RECORDS FOR THE TASK:
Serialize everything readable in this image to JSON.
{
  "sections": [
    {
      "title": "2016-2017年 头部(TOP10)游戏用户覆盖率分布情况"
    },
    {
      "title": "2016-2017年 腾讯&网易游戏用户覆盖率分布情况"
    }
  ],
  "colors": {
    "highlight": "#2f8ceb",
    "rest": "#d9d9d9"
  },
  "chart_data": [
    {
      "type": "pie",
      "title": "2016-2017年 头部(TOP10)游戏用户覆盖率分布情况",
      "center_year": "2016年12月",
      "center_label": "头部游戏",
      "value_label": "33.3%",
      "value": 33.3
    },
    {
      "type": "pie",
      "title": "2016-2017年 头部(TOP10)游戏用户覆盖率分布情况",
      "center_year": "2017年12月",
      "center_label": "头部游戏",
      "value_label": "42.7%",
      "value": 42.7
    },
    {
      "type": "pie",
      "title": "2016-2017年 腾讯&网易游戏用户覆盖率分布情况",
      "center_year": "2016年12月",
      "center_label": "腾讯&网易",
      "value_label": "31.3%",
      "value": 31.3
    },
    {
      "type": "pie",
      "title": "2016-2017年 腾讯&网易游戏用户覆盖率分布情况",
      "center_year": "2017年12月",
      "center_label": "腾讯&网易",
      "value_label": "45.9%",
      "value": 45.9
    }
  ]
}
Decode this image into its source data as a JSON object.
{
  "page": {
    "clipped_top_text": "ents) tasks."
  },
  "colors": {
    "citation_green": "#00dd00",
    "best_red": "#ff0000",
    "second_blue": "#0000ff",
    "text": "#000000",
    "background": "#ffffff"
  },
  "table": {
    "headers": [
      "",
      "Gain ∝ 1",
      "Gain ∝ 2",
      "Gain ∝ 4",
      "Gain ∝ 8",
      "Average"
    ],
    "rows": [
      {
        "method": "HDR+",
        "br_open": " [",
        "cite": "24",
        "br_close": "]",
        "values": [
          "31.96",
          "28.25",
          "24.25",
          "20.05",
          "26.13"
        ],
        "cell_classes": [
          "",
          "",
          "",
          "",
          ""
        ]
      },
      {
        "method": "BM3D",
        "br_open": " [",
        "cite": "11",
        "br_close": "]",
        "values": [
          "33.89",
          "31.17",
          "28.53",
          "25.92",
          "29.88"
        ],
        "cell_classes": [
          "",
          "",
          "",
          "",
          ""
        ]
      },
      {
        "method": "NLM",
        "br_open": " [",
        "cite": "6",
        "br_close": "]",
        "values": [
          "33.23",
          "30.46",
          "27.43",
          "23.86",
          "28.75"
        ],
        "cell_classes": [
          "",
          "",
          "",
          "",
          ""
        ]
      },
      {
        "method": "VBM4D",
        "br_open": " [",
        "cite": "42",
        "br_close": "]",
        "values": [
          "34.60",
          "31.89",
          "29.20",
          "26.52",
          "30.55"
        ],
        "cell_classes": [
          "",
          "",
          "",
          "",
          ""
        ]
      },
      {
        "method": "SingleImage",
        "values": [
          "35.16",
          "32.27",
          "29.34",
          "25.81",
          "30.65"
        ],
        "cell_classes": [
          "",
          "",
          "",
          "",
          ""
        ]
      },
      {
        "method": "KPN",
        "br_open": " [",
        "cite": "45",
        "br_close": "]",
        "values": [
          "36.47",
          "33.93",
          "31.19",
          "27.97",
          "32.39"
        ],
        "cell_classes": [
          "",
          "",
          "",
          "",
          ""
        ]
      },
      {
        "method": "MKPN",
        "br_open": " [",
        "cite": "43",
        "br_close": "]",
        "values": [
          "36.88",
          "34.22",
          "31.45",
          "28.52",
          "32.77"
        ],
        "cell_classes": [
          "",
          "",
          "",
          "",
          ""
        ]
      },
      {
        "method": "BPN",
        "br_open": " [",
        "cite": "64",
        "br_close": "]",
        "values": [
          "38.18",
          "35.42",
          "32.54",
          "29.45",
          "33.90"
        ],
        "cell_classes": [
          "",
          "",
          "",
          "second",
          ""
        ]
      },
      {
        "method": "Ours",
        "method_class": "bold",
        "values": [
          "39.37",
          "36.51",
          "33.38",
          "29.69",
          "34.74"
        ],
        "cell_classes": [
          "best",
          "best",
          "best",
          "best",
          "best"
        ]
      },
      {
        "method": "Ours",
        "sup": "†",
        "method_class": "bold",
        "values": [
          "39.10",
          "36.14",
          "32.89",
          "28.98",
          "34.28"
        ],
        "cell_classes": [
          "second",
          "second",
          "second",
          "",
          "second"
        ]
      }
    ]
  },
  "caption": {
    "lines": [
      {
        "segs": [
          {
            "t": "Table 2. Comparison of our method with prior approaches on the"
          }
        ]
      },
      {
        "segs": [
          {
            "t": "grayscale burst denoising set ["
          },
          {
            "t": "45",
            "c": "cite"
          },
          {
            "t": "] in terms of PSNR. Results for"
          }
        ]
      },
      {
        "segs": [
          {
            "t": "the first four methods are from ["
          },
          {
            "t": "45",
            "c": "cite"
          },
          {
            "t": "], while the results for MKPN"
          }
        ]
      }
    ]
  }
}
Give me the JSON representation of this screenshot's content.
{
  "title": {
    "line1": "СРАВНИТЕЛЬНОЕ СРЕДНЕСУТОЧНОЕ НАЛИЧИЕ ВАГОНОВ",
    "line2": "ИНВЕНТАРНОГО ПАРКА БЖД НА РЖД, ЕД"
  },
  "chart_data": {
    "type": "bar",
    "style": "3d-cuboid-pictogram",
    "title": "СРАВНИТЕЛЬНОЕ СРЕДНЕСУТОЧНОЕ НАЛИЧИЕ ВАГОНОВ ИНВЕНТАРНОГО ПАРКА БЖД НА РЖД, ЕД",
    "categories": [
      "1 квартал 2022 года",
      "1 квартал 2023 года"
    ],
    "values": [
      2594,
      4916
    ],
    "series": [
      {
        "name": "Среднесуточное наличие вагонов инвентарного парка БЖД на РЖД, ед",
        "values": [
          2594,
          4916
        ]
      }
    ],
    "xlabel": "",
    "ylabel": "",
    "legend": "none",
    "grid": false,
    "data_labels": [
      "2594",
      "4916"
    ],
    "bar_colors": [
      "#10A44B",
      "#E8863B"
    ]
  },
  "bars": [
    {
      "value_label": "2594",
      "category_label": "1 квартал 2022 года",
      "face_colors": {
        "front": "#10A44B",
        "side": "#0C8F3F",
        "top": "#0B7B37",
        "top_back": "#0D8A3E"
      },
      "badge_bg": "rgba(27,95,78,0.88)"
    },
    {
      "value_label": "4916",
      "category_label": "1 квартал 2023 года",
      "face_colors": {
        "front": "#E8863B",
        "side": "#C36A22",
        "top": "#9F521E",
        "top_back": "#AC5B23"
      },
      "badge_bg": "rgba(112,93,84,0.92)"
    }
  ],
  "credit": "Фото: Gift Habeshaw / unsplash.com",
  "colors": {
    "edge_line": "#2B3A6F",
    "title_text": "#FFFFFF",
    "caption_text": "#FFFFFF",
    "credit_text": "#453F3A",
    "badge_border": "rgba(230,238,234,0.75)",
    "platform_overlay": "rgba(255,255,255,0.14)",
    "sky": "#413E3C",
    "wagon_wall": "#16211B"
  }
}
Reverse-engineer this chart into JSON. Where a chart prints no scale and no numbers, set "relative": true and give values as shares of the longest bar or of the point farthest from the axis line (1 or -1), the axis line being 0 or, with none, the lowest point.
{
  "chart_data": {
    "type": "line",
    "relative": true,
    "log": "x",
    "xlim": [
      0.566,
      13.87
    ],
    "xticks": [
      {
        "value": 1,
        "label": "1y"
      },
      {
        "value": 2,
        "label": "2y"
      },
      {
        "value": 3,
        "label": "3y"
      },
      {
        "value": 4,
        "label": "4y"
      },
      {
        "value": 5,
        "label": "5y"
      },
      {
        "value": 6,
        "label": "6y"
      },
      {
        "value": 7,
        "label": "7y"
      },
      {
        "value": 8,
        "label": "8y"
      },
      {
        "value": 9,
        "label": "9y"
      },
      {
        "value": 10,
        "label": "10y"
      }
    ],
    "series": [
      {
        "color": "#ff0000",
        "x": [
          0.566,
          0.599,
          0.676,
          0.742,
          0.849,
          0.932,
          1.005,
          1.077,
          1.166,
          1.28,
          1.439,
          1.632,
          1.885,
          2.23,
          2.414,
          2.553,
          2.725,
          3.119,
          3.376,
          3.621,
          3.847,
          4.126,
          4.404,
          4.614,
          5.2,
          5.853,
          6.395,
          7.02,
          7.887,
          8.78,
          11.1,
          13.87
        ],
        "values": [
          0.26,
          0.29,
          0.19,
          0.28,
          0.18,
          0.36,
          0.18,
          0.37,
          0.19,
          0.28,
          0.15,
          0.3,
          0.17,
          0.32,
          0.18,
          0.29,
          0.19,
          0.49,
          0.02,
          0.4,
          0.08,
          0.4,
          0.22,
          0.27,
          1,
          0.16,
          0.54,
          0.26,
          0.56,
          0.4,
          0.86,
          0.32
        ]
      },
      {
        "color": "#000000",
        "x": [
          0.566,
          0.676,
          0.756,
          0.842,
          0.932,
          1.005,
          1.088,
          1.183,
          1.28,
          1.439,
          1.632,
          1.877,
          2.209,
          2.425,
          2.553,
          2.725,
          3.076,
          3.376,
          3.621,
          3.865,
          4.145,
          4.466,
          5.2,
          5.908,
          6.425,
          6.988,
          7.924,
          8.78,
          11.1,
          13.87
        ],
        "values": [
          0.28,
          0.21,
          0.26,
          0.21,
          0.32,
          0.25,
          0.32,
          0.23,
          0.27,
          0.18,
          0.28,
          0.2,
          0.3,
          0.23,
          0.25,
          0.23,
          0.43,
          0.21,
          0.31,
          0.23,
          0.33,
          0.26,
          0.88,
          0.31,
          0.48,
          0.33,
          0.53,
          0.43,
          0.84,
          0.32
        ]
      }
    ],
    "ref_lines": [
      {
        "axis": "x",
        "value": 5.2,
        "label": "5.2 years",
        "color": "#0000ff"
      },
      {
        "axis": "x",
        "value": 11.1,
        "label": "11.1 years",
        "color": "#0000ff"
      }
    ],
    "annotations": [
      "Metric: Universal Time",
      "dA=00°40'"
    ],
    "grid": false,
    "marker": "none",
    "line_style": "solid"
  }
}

EXERCISE PROMPT: Which lines include "СРАВНИТЕЛЬНОЕ"? Copy each of them out.

REPLY TO THE TASK:
    "line1": "СРАВНИТЕЛЬНОЕ СРЕДНЕСУТОЧНОЕ НАЛИЧИЕ ВАГОНОВ",
    "title": "СРАВНИТЕЛЬНОЕ СРЕДНЕСУТОЧНОЕ НАЛИЧИЕ ВАГОНОВ ИНВЕНТАРНОГО ПАРКА БЖД НА РЖД, ЕД",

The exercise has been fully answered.